>> START
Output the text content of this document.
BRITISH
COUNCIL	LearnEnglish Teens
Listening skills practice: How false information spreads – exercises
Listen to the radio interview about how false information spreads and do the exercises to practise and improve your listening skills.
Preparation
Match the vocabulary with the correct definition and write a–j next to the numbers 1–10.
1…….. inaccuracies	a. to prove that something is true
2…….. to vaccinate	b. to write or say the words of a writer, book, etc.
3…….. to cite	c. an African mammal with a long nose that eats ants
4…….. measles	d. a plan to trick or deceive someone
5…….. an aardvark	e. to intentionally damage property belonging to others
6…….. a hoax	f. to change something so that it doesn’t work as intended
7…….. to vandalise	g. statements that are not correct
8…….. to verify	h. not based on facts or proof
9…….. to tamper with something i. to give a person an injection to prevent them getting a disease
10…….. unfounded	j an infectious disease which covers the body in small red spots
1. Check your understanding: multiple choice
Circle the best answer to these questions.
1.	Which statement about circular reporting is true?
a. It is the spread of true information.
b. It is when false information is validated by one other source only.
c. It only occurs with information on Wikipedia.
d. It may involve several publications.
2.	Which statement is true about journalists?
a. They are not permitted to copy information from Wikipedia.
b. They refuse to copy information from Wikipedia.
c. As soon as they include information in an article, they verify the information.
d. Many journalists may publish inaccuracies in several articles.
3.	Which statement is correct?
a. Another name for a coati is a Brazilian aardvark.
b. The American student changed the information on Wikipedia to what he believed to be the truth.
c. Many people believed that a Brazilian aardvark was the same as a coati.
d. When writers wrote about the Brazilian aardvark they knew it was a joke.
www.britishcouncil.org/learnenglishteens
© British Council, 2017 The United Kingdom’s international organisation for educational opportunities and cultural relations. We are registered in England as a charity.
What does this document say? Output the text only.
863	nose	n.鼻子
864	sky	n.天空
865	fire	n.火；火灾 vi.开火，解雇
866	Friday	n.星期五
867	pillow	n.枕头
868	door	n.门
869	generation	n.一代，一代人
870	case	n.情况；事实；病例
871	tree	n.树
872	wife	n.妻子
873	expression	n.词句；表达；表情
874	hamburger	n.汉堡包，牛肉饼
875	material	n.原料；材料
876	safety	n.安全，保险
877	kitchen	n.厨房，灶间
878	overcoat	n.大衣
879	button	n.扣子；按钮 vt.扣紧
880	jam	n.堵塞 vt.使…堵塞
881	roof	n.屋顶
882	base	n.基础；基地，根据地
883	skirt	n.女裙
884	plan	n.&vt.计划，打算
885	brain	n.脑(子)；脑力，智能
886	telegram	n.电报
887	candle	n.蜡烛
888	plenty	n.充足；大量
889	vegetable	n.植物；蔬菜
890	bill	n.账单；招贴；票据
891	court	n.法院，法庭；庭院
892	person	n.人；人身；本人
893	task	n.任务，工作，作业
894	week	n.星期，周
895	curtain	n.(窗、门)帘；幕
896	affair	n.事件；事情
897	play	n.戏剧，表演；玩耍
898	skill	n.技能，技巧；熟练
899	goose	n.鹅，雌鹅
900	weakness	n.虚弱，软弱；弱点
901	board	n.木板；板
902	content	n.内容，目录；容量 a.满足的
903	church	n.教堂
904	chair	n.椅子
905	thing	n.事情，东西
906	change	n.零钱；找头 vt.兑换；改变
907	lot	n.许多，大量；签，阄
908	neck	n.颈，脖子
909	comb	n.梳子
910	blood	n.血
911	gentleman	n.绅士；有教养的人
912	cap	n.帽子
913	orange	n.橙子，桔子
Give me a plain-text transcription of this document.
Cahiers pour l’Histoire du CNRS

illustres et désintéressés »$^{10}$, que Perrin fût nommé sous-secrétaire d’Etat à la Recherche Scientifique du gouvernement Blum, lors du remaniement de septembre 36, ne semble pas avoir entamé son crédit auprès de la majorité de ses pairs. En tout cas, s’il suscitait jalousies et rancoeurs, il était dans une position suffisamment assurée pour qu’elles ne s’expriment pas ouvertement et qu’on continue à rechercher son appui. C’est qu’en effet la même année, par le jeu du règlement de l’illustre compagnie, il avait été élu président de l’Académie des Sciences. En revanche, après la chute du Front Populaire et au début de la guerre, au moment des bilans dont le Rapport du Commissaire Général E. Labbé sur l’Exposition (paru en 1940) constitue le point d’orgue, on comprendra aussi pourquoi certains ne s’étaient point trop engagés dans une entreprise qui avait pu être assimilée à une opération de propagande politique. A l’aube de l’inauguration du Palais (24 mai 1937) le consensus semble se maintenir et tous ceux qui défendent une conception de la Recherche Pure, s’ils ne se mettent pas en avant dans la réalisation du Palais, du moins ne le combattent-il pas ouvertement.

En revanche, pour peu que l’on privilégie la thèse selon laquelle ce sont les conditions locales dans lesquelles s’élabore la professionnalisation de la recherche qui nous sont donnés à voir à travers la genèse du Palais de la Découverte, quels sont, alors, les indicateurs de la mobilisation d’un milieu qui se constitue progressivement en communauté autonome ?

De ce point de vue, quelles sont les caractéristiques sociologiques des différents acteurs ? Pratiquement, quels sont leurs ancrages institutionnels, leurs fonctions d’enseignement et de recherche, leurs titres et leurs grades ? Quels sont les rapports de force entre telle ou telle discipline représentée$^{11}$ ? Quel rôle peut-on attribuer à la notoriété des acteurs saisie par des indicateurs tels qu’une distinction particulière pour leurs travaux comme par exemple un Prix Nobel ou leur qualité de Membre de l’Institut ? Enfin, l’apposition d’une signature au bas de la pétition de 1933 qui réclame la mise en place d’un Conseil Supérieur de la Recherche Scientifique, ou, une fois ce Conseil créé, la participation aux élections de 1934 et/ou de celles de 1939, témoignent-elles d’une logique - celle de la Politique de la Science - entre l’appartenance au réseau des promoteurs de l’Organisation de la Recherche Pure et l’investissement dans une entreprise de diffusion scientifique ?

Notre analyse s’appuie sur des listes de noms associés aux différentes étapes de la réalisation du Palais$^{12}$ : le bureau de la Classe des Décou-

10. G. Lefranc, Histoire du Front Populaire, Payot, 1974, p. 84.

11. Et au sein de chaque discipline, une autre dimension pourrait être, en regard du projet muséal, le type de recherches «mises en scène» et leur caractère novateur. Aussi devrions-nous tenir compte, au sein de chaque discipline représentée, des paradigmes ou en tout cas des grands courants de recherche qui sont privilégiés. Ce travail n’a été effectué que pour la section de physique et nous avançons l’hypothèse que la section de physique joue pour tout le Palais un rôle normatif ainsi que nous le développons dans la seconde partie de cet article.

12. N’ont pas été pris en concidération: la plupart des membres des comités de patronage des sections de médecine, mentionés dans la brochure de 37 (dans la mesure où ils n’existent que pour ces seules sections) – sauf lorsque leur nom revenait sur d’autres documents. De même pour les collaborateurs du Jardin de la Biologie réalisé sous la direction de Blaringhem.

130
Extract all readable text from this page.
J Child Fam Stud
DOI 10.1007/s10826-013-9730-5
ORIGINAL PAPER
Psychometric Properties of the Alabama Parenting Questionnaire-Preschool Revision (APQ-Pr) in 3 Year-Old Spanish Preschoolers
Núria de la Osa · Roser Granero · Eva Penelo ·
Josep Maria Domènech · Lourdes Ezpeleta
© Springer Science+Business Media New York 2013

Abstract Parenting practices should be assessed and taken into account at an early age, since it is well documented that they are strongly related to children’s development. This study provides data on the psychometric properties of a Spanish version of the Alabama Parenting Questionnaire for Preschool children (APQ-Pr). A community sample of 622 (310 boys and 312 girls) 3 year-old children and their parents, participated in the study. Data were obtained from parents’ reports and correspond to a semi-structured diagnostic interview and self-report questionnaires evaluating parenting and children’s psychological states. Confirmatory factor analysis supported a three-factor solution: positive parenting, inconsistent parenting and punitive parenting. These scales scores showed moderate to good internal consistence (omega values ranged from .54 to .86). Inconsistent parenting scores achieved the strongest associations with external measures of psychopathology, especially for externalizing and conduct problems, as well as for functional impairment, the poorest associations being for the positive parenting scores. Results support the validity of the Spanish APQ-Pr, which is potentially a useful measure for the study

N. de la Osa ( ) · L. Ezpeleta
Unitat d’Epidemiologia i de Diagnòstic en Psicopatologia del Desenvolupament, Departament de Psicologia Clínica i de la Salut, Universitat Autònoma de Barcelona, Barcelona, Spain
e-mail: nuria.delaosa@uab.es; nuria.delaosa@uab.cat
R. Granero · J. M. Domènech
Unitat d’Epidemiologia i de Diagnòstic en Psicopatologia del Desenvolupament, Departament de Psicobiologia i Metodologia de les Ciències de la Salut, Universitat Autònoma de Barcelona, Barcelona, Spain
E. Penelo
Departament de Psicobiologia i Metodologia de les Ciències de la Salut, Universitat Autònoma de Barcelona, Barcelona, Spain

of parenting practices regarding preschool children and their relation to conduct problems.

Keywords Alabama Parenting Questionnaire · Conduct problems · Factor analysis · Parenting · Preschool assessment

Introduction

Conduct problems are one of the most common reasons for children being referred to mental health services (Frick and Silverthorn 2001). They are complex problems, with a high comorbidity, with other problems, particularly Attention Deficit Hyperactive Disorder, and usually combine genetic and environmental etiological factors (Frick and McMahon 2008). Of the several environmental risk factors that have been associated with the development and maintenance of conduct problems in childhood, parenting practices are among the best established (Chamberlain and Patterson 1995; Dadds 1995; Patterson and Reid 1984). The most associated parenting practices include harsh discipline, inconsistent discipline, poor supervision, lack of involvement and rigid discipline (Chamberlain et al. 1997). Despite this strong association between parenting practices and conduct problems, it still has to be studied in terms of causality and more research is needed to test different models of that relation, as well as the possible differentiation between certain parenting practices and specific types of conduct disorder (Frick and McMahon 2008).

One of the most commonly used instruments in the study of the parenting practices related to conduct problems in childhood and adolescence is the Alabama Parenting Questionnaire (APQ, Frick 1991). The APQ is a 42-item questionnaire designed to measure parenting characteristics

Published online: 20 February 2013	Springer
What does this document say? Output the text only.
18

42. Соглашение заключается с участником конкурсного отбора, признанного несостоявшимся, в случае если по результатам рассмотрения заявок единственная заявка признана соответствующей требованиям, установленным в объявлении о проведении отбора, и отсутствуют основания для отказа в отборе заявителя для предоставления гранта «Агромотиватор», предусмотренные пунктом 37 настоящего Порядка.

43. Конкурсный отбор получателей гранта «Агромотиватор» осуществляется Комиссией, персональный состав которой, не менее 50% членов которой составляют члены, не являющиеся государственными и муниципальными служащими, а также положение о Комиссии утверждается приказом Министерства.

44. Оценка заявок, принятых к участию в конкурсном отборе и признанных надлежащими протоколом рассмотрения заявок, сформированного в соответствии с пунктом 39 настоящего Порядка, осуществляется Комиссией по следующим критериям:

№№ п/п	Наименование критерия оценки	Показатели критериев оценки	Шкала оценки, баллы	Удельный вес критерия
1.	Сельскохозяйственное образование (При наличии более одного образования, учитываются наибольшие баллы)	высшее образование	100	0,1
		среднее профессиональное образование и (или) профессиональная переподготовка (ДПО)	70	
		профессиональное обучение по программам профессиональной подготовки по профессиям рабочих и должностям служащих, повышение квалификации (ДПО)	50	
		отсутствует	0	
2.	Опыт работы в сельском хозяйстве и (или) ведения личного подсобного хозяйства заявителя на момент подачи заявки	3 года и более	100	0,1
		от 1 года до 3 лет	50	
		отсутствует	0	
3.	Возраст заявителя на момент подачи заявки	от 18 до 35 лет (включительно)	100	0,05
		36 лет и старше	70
>> END
Filter the records above for "content" and copy every matching line.

### Expected output
Output the text content of this document.
902	content	n.内容，目录；容量 a.满足的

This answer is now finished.